Pull out all lines from the listing below in which the word "milliers" appears.

* * *

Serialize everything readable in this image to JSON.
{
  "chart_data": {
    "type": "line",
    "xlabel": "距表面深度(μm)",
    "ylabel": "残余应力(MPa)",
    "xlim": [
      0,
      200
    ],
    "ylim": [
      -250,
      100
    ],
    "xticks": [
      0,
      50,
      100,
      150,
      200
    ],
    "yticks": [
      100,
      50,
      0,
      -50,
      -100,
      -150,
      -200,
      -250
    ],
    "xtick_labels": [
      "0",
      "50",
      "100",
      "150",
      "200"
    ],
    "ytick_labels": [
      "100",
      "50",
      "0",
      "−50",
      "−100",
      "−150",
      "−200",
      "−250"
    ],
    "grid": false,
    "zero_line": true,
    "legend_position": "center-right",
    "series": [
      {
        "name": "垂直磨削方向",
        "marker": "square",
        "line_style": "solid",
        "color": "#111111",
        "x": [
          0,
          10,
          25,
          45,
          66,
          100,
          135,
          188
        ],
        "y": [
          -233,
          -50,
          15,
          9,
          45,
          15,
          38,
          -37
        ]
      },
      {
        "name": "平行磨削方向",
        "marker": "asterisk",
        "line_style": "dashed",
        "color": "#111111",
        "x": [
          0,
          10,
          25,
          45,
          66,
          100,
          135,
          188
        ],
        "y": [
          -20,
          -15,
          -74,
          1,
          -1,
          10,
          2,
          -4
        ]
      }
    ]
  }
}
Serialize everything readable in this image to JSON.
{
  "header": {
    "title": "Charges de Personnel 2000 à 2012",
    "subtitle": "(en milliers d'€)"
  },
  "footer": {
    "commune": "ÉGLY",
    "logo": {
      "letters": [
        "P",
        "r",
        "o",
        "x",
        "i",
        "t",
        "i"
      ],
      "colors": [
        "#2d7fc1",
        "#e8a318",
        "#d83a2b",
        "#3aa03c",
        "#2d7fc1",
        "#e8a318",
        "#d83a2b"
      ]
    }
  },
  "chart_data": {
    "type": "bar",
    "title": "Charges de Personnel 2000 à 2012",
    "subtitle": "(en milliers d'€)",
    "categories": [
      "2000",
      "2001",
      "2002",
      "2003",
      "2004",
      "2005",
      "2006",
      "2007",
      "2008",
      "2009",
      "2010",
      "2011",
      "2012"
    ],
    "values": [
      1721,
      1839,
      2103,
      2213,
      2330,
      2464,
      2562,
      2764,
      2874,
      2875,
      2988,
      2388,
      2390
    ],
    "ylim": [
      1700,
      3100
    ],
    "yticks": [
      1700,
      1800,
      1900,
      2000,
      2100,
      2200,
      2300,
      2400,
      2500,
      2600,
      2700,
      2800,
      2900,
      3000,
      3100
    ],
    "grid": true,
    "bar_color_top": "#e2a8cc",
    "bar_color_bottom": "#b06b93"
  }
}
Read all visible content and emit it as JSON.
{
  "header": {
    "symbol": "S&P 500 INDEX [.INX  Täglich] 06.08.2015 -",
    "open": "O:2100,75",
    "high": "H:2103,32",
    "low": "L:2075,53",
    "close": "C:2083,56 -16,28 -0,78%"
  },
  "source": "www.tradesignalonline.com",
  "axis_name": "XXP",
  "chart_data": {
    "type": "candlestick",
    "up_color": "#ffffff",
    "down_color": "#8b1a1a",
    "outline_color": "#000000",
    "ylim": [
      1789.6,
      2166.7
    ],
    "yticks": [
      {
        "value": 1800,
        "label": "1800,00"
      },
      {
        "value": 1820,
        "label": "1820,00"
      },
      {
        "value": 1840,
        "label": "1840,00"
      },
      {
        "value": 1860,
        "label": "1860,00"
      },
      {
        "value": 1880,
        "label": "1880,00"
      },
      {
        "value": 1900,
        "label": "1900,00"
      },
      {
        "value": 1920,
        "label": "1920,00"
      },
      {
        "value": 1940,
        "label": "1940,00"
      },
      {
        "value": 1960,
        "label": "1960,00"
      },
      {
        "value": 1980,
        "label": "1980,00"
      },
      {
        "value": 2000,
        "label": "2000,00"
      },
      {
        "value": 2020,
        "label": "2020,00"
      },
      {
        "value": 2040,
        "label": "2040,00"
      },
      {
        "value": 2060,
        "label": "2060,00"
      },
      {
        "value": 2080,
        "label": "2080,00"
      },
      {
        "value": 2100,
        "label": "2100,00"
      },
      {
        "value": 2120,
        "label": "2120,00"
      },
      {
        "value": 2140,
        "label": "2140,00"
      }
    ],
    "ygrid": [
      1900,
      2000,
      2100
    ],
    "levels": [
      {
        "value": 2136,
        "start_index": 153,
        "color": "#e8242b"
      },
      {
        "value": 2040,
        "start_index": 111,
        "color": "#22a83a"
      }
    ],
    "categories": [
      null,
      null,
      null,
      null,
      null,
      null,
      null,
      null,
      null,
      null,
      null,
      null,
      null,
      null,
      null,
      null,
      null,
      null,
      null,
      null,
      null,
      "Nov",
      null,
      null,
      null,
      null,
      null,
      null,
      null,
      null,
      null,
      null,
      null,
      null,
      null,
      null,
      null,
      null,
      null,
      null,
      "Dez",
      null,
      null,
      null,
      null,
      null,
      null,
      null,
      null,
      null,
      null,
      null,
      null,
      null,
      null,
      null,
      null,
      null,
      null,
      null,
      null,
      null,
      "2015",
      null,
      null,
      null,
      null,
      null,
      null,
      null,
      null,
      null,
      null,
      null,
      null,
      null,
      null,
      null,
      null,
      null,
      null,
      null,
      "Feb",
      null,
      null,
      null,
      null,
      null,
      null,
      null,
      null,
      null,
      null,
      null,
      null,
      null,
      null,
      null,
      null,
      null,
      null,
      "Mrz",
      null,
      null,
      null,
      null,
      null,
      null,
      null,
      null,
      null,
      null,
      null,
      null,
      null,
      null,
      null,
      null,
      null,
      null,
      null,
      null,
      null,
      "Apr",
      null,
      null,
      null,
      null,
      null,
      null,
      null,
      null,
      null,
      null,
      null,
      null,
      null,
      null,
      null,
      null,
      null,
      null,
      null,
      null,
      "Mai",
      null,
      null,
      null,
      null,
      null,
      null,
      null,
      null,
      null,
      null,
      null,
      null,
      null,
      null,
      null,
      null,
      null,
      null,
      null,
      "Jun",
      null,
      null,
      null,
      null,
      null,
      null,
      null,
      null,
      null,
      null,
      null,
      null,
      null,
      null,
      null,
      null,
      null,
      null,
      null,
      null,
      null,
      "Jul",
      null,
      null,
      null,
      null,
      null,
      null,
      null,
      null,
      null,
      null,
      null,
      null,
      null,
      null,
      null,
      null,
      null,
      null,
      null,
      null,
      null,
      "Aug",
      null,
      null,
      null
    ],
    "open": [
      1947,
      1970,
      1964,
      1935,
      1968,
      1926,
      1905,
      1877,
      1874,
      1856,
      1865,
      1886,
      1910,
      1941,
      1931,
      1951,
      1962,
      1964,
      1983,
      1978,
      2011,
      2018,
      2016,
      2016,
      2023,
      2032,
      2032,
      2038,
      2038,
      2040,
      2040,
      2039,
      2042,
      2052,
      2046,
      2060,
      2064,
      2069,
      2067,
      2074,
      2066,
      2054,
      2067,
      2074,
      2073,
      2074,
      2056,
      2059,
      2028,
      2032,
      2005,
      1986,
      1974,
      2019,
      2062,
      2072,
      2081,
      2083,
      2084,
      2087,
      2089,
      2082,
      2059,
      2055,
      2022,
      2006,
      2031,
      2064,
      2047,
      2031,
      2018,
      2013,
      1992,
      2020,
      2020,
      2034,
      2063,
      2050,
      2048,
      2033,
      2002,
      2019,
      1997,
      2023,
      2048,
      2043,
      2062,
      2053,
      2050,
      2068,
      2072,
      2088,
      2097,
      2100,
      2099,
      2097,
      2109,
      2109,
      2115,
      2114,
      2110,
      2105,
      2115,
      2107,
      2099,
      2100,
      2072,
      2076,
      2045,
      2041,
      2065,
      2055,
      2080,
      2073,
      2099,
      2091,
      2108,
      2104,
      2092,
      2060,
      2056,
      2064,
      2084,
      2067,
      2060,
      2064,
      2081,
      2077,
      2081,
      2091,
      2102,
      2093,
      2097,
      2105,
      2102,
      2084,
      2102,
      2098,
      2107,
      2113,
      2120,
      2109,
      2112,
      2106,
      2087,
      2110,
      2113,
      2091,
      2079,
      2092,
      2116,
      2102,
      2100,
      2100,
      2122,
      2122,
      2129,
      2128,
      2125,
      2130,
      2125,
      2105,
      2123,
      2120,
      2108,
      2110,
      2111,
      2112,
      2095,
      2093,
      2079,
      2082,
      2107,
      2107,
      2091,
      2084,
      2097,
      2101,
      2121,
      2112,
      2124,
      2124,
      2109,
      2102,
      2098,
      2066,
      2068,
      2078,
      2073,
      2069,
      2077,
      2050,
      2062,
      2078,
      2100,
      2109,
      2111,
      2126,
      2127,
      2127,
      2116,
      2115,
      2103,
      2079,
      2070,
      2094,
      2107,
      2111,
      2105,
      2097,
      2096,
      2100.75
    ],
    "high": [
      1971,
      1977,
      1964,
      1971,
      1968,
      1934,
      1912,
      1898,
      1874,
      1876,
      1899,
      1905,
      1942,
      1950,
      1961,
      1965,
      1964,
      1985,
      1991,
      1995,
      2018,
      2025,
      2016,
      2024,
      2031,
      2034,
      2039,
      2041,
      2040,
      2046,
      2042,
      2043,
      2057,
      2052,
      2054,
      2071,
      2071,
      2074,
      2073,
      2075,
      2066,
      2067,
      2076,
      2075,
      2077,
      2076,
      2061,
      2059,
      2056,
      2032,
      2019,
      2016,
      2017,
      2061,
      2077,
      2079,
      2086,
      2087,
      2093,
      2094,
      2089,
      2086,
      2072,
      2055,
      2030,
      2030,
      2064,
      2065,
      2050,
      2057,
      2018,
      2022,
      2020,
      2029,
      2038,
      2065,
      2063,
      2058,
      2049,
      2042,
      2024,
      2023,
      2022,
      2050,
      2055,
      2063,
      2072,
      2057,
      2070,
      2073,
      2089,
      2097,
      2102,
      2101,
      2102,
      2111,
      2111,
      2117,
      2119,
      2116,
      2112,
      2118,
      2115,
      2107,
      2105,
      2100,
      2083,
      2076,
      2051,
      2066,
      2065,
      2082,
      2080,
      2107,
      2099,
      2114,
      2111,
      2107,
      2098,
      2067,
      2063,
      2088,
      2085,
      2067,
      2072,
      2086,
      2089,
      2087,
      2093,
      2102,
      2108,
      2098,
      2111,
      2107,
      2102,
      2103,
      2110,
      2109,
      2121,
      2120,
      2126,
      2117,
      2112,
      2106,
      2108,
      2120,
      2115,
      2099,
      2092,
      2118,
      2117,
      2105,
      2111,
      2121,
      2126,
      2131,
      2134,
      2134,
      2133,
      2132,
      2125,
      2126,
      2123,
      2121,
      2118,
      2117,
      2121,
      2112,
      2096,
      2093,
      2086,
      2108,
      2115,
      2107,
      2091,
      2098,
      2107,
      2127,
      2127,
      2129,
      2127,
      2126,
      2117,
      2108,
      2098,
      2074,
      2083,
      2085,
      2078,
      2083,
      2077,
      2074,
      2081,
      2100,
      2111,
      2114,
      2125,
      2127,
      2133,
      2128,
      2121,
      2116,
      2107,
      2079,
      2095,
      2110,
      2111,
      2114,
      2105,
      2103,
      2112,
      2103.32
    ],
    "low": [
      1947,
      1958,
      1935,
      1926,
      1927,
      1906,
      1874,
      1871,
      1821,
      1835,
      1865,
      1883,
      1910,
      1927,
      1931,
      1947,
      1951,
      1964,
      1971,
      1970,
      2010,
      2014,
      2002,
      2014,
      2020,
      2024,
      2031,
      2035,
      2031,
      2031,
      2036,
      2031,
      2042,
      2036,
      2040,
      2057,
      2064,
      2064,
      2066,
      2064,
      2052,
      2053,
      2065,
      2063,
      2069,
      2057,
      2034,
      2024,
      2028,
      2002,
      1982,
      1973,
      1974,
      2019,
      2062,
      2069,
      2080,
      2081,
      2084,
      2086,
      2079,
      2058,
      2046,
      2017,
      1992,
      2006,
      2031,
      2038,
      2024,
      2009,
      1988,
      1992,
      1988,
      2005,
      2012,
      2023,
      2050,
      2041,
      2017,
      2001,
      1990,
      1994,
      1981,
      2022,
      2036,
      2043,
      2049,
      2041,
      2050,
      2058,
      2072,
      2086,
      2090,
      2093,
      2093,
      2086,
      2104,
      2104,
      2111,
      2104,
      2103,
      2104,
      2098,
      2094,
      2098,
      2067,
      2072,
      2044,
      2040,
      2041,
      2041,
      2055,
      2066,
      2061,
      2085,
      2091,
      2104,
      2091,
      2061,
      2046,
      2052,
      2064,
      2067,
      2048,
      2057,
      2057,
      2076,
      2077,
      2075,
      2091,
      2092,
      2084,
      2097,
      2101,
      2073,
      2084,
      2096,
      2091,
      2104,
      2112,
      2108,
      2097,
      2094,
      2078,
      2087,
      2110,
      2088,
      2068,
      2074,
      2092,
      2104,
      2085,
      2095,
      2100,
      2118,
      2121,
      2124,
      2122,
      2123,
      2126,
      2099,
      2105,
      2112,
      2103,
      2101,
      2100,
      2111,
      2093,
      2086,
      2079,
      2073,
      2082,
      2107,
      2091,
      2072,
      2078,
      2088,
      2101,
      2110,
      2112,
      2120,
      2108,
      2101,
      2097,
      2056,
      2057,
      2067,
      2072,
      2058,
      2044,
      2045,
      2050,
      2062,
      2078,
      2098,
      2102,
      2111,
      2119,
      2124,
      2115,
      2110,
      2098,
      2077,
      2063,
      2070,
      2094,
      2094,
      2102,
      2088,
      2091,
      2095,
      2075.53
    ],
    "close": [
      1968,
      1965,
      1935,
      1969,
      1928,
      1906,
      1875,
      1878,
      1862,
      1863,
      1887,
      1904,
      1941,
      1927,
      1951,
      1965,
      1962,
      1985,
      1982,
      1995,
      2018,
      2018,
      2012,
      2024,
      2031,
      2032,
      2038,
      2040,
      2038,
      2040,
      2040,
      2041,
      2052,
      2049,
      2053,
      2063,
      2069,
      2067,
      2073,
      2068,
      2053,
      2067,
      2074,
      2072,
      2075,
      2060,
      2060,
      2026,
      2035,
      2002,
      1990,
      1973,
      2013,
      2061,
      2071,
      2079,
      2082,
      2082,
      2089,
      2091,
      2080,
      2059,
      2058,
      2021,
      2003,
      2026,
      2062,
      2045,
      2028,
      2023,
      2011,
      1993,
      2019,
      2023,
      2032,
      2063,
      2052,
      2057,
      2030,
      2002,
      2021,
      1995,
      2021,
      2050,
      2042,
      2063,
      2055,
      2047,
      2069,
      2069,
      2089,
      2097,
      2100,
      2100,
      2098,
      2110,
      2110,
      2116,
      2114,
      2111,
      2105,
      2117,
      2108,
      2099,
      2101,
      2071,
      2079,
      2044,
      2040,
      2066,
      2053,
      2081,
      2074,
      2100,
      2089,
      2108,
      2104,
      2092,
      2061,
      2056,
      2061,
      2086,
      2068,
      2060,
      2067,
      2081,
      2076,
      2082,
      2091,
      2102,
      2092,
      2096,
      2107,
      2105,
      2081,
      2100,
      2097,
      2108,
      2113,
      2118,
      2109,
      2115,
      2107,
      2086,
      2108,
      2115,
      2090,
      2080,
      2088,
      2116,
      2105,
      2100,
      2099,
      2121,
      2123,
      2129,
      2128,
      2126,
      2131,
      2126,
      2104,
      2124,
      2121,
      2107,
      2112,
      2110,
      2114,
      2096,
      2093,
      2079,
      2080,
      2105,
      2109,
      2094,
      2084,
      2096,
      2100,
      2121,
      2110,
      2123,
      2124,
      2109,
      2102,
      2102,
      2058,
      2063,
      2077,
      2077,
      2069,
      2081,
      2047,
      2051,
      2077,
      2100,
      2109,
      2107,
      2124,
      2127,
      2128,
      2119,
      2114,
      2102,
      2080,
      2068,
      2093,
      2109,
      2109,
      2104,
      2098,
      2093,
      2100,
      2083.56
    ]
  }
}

* * *

OUTPUT
    "subtitle": "(en milliers d'€)"
    "subtitle": "(en milliers d'€)",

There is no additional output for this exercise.